##### PROVIDED RECORDS

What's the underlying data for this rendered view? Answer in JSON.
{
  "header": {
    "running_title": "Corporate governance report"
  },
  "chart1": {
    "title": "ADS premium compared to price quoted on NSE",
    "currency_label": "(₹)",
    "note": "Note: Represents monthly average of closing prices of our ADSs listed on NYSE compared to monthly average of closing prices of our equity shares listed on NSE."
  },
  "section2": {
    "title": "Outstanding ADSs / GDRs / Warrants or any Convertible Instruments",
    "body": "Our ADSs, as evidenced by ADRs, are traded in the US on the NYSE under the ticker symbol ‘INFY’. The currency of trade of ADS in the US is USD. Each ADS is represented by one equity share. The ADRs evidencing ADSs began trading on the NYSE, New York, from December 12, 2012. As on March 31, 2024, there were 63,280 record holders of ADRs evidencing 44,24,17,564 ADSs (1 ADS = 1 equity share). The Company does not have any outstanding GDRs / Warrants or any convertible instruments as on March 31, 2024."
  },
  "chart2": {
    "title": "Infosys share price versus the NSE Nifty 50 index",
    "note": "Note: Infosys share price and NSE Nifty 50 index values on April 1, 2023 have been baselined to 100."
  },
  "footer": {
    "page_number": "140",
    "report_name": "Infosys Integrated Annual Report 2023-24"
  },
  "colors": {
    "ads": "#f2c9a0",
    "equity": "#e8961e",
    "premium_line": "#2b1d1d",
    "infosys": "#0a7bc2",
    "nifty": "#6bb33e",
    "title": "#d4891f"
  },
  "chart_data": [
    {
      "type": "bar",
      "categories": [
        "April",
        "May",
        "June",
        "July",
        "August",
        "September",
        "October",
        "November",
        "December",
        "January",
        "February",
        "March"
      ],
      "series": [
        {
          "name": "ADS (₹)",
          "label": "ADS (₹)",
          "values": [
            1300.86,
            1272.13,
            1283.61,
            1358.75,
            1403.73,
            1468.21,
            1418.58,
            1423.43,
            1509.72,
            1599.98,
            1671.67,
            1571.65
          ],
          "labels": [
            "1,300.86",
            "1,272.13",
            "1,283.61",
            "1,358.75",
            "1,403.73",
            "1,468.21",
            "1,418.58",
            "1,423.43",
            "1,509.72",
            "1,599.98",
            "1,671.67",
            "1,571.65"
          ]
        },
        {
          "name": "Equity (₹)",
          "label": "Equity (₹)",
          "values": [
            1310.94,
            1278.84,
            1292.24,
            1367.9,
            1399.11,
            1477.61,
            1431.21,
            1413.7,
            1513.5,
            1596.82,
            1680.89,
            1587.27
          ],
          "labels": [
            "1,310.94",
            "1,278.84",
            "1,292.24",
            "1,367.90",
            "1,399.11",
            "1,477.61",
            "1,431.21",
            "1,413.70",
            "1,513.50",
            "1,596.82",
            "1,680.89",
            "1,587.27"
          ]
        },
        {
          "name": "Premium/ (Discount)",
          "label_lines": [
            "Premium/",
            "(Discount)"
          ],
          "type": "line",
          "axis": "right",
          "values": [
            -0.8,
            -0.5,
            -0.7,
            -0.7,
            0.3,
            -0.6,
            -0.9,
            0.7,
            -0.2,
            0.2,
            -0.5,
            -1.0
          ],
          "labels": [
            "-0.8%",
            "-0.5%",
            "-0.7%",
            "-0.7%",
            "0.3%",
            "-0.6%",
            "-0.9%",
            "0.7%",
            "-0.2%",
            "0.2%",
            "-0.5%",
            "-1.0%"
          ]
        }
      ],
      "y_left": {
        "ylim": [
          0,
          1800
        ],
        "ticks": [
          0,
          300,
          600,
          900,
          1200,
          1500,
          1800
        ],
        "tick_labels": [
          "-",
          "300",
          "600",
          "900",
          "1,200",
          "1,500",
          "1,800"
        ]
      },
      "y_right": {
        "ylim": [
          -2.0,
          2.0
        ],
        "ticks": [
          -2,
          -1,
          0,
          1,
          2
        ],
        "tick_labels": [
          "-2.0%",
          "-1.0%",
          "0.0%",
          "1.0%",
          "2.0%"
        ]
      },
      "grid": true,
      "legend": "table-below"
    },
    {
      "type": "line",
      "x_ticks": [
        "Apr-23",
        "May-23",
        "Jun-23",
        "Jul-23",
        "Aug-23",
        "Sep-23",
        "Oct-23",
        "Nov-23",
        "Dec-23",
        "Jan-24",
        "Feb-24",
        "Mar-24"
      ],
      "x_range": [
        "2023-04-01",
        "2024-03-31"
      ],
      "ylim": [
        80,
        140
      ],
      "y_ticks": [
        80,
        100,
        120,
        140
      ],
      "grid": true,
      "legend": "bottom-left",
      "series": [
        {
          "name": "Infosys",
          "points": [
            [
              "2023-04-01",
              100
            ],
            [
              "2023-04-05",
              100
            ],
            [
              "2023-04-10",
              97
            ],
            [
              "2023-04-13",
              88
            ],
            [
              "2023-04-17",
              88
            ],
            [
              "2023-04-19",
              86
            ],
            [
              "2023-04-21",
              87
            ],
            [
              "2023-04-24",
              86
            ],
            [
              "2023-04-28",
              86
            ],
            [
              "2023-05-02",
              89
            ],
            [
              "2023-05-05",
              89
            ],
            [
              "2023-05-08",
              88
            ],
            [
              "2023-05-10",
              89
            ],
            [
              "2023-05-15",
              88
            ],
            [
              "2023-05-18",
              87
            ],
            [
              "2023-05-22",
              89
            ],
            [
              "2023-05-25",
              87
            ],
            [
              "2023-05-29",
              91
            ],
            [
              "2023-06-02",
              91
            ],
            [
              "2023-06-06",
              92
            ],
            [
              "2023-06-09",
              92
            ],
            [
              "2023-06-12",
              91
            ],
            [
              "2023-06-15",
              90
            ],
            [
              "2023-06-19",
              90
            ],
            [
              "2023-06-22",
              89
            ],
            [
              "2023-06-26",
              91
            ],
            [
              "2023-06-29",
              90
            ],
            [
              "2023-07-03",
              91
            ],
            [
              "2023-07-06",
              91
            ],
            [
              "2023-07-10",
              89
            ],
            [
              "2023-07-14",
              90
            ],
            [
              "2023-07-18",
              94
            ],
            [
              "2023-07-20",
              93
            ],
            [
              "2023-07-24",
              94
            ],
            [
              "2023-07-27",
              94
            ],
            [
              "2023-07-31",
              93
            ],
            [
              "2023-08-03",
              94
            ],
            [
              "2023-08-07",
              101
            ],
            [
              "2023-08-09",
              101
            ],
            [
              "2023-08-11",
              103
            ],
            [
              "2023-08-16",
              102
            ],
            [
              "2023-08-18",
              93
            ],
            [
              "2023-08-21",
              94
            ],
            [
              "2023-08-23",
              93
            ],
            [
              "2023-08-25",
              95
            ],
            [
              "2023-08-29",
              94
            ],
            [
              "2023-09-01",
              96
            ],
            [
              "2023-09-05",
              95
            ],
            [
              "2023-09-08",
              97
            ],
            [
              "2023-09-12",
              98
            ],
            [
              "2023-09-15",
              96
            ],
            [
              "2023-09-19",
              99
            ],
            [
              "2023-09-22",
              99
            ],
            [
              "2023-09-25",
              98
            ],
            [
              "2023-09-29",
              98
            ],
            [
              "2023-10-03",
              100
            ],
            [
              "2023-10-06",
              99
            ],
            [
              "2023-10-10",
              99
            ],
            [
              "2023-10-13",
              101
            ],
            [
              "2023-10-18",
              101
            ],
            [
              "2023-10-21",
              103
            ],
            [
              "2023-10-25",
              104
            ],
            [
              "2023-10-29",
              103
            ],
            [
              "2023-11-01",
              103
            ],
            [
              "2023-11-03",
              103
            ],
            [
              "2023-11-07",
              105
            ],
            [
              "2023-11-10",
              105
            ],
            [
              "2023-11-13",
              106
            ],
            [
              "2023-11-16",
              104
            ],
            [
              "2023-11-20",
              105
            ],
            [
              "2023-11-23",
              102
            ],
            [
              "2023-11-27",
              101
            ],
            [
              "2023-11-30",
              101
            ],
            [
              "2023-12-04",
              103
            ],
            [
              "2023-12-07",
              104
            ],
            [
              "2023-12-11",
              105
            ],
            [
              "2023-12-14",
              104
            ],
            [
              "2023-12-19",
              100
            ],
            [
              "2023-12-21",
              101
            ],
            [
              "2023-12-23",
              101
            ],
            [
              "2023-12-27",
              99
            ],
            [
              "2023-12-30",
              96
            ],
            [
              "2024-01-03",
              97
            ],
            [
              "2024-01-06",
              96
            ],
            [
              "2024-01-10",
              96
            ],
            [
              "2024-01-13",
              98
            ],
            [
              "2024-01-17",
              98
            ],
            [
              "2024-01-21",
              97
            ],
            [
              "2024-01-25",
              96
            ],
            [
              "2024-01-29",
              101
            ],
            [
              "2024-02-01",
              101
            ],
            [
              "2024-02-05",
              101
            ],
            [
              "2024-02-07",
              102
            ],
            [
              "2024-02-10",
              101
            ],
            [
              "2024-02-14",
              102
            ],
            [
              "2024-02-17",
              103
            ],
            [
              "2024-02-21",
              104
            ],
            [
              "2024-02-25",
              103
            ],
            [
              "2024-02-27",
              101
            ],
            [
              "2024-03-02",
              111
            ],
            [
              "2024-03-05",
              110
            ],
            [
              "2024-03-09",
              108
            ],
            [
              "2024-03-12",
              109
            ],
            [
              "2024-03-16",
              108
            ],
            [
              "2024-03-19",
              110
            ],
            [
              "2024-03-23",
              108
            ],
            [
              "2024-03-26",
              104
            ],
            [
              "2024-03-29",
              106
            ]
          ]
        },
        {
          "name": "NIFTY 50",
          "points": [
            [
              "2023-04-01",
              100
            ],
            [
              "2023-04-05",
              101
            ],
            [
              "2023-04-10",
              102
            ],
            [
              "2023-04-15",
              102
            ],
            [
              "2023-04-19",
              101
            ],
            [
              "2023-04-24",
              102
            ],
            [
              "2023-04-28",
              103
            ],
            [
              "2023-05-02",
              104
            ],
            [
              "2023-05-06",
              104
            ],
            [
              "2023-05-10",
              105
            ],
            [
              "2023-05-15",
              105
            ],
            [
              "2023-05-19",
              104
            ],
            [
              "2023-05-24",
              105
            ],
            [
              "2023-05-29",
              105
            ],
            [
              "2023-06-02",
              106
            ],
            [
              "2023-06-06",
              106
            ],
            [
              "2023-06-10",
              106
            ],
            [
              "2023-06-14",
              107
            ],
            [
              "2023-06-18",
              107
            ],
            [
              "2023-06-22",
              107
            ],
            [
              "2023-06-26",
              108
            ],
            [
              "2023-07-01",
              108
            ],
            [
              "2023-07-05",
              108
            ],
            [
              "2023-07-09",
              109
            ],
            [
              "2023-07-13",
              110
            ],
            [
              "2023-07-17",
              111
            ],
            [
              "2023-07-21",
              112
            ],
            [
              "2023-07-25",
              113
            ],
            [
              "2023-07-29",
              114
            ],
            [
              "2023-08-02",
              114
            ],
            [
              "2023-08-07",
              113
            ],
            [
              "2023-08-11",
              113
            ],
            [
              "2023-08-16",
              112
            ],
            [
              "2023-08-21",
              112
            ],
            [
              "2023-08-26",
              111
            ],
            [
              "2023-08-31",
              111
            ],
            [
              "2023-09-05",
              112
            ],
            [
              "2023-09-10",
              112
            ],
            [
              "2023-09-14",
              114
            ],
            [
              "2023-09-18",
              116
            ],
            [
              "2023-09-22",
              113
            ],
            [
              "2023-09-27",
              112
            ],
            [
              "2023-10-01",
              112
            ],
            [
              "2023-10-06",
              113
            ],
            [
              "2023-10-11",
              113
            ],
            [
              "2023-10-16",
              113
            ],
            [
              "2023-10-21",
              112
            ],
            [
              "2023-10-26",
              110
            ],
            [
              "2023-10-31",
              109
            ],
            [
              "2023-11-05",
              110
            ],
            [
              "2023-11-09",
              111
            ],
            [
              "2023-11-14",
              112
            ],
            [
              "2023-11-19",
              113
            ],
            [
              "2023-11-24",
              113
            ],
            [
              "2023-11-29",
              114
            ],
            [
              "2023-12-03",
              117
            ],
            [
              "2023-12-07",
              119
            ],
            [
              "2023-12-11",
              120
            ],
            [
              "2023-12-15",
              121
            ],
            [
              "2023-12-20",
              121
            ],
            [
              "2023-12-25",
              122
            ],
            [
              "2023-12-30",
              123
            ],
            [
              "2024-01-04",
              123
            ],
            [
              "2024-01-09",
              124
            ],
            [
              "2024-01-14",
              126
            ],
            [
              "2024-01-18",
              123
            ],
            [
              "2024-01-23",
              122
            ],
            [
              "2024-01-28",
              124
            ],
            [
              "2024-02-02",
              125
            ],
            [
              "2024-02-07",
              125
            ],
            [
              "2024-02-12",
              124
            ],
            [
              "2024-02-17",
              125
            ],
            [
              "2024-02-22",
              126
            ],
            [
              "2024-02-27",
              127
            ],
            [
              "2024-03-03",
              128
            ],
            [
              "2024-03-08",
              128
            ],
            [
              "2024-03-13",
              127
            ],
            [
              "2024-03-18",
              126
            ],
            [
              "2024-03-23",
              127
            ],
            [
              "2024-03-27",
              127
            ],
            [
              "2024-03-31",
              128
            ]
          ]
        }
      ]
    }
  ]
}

##########

● **BRIEF**: Collect each line of the entries that has the word "Note", copying it in full.

● **CORRECT RESPONSE**:
    "note": "Note: Represents monthly average of closing prices of our ADSs listed on NYSE compared to monthly average of closing prices of our equity shares listed on NSE."
    "note": "Note: Infosys share price and NSE Nifty 50 index values on April 1, 2023 have been baselined to 100."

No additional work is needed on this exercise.